- Objective
Copy the lines below verbatim, but only from the line containing "Read all visible content and emit it as JSON." through the end of the data.

(Data items)
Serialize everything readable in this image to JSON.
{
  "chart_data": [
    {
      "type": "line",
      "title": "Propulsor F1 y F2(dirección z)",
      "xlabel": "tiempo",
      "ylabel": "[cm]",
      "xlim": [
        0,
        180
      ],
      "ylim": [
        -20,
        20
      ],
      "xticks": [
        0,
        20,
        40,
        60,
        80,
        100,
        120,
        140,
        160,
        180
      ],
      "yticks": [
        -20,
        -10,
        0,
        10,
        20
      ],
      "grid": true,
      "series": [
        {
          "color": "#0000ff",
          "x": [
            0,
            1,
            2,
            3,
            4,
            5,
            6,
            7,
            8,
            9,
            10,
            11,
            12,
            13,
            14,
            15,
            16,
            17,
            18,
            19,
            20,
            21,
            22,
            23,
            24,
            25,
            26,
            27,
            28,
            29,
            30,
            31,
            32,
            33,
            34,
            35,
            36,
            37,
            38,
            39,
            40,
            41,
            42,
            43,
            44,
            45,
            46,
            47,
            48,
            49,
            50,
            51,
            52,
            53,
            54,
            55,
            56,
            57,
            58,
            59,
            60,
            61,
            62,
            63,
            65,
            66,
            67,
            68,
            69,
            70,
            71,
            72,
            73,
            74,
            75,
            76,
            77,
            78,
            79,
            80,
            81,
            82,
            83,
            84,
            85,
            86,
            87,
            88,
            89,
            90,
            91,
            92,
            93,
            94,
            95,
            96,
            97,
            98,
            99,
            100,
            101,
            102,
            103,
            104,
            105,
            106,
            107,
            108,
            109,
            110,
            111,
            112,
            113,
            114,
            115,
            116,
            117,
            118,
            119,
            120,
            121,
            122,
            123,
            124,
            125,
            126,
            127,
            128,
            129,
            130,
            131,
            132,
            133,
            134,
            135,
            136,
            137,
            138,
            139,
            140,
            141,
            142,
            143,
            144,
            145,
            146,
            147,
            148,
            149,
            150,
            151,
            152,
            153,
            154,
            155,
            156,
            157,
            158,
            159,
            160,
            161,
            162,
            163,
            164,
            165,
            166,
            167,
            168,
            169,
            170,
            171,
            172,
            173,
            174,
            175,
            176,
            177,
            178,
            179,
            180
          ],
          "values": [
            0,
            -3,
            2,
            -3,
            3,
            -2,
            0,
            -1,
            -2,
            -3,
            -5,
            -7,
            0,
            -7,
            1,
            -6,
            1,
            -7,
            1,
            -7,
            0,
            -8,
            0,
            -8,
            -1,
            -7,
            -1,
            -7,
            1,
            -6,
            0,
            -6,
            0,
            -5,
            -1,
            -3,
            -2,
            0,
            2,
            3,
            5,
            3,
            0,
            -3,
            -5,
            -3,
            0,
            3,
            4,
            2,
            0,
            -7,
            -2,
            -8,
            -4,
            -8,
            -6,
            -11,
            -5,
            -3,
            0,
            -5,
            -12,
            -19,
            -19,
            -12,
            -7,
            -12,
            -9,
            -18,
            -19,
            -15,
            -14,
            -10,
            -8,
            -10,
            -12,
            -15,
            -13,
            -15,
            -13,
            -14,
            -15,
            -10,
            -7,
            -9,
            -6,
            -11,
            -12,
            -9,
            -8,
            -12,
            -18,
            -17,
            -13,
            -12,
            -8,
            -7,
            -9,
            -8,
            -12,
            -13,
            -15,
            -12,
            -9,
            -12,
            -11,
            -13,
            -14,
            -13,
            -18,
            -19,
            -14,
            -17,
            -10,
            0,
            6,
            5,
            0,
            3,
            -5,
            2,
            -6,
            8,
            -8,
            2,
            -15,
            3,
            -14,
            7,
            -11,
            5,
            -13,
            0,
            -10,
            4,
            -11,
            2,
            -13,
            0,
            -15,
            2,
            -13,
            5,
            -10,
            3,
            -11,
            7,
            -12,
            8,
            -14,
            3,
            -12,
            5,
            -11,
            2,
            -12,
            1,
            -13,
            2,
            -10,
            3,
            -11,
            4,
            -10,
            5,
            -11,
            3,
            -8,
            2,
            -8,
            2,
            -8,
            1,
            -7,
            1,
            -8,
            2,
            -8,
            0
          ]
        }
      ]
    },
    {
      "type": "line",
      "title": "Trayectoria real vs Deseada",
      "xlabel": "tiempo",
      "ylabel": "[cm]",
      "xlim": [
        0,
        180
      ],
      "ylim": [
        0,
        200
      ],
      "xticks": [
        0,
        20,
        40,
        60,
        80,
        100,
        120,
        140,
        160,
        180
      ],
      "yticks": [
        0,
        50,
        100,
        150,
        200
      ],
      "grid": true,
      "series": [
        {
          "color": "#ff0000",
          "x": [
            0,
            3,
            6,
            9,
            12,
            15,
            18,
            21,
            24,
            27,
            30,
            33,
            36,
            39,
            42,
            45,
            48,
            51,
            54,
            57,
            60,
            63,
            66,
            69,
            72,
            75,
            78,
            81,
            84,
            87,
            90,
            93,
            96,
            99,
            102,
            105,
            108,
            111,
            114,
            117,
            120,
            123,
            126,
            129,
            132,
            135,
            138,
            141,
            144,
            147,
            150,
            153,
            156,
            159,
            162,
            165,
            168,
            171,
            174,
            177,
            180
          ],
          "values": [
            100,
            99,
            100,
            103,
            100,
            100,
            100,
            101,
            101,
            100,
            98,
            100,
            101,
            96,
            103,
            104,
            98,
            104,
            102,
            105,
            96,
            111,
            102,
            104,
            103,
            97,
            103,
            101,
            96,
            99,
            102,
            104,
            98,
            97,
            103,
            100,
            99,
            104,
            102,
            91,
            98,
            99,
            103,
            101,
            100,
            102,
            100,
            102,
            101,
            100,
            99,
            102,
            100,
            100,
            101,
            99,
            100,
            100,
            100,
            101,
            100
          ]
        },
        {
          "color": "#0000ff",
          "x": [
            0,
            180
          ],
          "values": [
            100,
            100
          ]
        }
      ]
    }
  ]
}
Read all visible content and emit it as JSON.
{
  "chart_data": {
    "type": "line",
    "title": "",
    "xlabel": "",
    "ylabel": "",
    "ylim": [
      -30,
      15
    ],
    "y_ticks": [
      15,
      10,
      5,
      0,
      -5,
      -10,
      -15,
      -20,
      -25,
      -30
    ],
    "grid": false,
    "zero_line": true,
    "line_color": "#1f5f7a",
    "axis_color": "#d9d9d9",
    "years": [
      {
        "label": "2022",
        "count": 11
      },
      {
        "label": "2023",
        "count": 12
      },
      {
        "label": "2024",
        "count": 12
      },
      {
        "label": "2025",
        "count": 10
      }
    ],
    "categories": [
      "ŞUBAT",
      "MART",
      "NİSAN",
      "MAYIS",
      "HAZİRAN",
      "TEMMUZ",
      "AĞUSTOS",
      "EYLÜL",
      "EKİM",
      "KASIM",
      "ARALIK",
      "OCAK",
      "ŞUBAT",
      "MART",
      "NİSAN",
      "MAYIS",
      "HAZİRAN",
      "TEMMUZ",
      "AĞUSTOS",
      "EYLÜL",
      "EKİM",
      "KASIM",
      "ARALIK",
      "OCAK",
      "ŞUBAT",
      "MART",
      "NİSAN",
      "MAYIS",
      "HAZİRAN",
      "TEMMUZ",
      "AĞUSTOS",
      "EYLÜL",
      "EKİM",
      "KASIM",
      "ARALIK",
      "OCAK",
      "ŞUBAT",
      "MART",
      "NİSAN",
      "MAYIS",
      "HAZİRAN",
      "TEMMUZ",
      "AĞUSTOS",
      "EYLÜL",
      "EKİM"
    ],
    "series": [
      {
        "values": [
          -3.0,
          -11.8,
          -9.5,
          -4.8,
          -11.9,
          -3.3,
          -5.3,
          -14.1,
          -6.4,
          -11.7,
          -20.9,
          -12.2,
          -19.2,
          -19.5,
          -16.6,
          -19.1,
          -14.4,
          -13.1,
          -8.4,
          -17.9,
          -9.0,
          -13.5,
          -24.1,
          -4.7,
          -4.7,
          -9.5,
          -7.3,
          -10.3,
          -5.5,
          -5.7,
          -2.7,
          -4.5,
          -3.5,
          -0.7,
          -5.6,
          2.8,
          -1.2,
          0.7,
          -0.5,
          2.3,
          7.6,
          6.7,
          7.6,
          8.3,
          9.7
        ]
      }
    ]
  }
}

- Output
Read all visible content and emit it as JSON.
{
  "chart_data": {
    "type": "line",
    "title": "",
    "xlabel": "",
    "ylabel": "",
    "ylim": [
      -30,
      15
    ],
    "y_ticks": [
      15,
      10,
      5,
      0,
      -5,
      -10,
      -15,
      -20,
      -25,
      -30
    ],
    "grid": false,
    "zero_line": true,
    "line_color": "#1f5f7a",
    "axis_color": "#d9d9d9",
    "years": [
      {
        "label": "2022",
        "count": 11
      },
      {
        "label": "2023",
        "count": 12
      },
      {
        "label": "2024",
        "count": 12
      },
      {
        "label": "2025",
        "count": 10
      }
    ],
    "categories": [
      "ŞUBAT",
      "MART",
      "NİSAN",
      "MAYIS",
      "HAZİRAN",
      "TEMMUZ",
      "AĞUSTOS",
      "EYLÜL",
      "EKİM",
      "KASIM",
      "ARALIK",
      "OCAK",
      "ŞUBAT",
      "MART",
      "NİSAN",
      "MAYIS",
      "HAZİRAN",
      "TEMMUZ",
      "AĞUSTOS",
      "EYLÜL",
      "EKİM",
      "KASIM",
      "ARALIK",
      "OCAK",
      "ŞUBAT",
      "MART",
      "NİSAN",
      "MAYIS",
      "HAZİRAN",
      "TEMMUZ",
      "AĞUSTOS",
      "EYLÜL",
      "EKİM",
      "KASIM",
      "ARALIK",
      "OCAK",
      "ŞUBAT",
      "MART",
      "NİSAN",
      "MAYIS",
      "HAZİRAN",
      "TEMMUZ",
      "AĞUSTOS",
      "EYLÜL",
      "EKİM"
    ],
    "series": [
      {
        "values": [
          -3.0,
          -11.8,
          -9.5,
          -4.8,
          -11.9,
          -3.3,
          -5.3,
          -14.1,
          -6.4,
          -11.7,
          -20.9,
          -12.2,
          -19.2,
          -19.5,
          -16.6,
          -19.1,
          -14.4,
          -13.1,
          -8.4,
          -17.9,
          -9.0,
          -13.5,
          -24.1,
          -4.7,
          -4.7,
          -9.5,
          -7.3,
          -10.3,
          -5.5,
          -5.7,
          -2.7,
          -4.5,
          -3.5,
          -0.7,
          -5.6,
          2.8,
          -1.2,
          0.7,
          -0.5,
          2.3,
          7.6,
          6.7,
          7.6,
          8.3,
          9.7
        ]
      }
    ]
  }
}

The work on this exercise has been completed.